start

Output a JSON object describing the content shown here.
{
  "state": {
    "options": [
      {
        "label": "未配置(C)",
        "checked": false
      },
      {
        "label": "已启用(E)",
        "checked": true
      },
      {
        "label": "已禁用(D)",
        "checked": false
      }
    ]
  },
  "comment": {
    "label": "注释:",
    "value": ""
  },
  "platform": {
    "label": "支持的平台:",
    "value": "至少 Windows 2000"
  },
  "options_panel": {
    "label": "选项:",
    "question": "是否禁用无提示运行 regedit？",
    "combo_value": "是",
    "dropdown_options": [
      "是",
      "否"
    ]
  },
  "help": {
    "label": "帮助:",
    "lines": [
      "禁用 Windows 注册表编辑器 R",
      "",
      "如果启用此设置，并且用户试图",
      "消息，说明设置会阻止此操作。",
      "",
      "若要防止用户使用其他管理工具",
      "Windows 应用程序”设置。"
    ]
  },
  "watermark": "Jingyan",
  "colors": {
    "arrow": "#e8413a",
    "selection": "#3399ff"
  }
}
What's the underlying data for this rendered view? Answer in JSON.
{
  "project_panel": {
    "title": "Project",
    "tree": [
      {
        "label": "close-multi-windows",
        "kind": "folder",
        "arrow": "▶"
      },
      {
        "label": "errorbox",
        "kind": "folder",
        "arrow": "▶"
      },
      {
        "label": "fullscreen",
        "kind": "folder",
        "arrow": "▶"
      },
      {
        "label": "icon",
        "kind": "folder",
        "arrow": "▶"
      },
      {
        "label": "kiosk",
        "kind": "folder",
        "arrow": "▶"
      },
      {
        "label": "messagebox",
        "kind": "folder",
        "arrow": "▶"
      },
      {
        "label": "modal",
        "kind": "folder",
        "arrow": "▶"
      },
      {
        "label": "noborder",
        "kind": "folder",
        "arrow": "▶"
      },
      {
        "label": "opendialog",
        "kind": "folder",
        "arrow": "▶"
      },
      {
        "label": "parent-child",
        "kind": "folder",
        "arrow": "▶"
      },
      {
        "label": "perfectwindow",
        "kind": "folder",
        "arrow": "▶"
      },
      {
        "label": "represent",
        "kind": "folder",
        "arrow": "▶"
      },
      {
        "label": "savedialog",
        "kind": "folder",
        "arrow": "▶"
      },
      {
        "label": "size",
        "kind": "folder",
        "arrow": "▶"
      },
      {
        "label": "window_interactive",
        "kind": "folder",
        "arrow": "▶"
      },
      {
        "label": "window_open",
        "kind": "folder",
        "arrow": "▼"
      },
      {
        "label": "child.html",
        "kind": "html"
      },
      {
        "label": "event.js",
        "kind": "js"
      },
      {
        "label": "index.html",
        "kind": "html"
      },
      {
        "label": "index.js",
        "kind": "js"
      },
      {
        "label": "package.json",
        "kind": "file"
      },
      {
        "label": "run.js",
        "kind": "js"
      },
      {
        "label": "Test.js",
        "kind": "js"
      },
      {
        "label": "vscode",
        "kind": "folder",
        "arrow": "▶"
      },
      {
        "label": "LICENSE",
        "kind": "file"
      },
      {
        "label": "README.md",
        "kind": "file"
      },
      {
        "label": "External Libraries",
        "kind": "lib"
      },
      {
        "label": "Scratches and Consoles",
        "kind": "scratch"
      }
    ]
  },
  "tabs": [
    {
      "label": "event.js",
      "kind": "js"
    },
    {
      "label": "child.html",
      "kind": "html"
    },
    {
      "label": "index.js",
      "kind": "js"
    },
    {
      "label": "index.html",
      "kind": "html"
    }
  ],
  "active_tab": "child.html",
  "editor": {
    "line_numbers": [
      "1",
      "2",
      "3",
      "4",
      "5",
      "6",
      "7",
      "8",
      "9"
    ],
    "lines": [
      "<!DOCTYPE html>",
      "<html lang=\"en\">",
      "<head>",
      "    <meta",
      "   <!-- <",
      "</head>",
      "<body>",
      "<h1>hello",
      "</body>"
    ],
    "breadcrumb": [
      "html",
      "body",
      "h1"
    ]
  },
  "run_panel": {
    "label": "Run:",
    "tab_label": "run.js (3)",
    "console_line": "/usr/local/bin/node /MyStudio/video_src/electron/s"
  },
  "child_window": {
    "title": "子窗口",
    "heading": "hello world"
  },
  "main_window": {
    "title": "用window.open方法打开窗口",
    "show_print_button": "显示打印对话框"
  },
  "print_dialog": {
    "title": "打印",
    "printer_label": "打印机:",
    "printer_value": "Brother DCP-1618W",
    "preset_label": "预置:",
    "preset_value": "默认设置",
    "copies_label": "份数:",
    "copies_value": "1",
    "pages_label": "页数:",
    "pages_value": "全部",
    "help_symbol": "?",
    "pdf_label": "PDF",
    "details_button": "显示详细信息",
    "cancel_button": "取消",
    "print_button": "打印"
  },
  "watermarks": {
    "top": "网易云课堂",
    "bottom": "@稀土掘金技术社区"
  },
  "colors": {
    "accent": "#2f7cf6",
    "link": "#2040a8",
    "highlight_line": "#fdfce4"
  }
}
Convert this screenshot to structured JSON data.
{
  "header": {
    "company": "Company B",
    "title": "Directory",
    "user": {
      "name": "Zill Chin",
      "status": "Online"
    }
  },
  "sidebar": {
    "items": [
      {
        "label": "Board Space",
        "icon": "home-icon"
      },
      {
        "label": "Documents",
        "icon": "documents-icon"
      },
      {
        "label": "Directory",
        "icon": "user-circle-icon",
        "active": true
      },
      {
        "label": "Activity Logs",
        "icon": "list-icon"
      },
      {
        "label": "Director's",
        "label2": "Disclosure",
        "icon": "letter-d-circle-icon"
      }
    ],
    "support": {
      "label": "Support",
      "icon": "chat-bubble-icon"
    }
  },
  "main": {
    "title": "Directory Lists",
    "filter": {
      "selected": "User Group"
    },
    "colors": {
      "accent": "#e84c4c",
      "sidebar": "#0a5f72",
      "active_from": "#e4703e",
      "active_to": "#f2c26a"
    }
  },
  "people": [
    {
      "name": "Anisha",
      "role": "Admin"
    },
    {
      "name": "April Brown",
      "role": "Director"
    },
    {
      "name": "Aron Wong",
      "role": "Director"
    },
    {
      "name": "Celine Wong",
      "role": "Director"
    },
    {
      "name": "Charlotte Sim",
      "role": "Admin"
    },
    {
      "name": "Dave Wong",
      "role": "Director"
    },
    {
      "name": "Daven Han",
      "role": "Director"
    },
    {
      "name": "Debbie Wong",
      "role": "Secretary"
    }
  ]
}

end

• **Exercise brief**
Take every line from the data above that holds "Wong" and copy it out.

• **Written response**
      "name": "Aron Wong",
      "name": "Celine Wong",
      "name": "Dave Wong",
      "name": "Debbie Wong",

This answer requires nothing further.